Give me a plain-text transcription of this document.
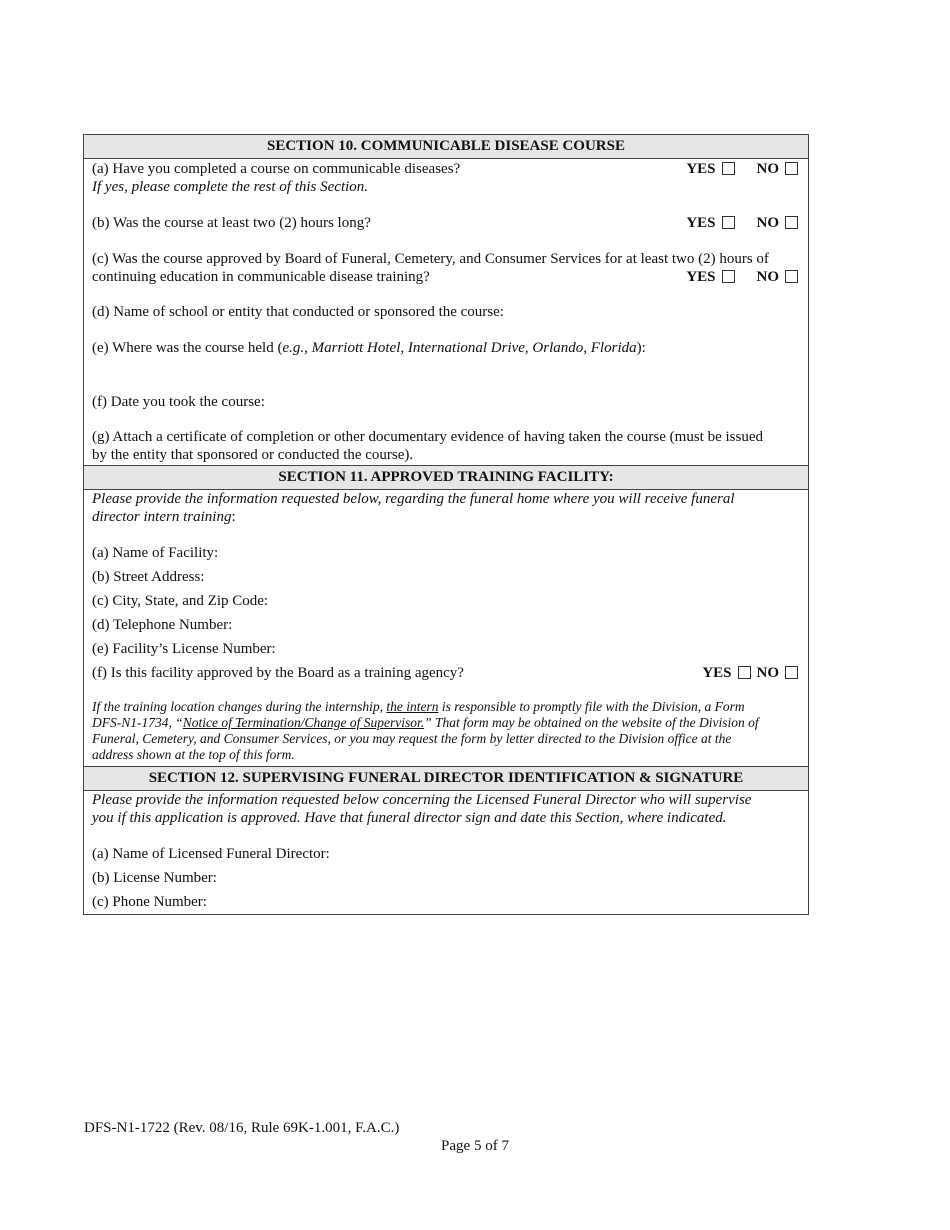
SECTION 10. COMMUNICABLE DISEASE COURSE
(a) Have you completed a course on communicable diseases?	YES	NO
If yes, please complete the rest of this Section.
(b) Was the course at least two (2) hours long?	YES	NO
(c) Was the course approved by Board of Funeral, Cemetery, and Consumer Services for at least two (2) hours of
continuing education in communicable disease training?	YES	NO
(d) Name of school or entity that conducted or sponsored the course:
(e) Where was the course held (e.g., Marriott Hotel, International Drive, Orlando, Florida):
(f) Date you took the course:
(g) Attach a certificate of completion or other documentary evidence of having taken the course (must be issued
by the entity that sponsored or conducted the course).
SECTION 11. APPROVED TRAINING FACILITY:
Please provide the information requested below, regarding the funeral home where you will receive funeral
director intern training:
(a) Name of Facility:
(b) Street Address:
(c) City, State, and Zip Code:
(d) Telephone Number:
(e) Facility’s License Number:
(f) Is this facility approved by the Board as a training agency?	YES NO
If the training location changes during the internship, the intern is responsible to promptly file with the Division, a Form
DFS-N1-1734, “Notice of Termination/Change of Supervisor.” That form may be obtained on the website of the Division of
Funeral, Cemetery, and Consumer Services, or you may request the form by letter directed to the Division office at the
address shown at the top of this form.
SECTION 12. SUPERVISING FUNERAL DIRECTOR IDENTIFICATION & SIGNATURE
Please provide the information requested below concerning the Licensed Funeral Director who will supervise
you if this application is approved. Have that funeral director sign and date this Section, where indicated.
(a) Name of Licensed Funeral Director:
(b) License Number:
(c) Phone Number:
DFS-N1-1722 (Rev. 08/16, Rule 69K-1.001, F.A.C.)
Page 5 of 7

######

Task brief:
Identify which lines contain the word "least" and copy each one.

Task response:
(b) Was the course at least two (2) hours long?	YES	NO
(c) Was the course approved by Board of Funeral, Cemetery, and Consumer Services for at least two (2) hours of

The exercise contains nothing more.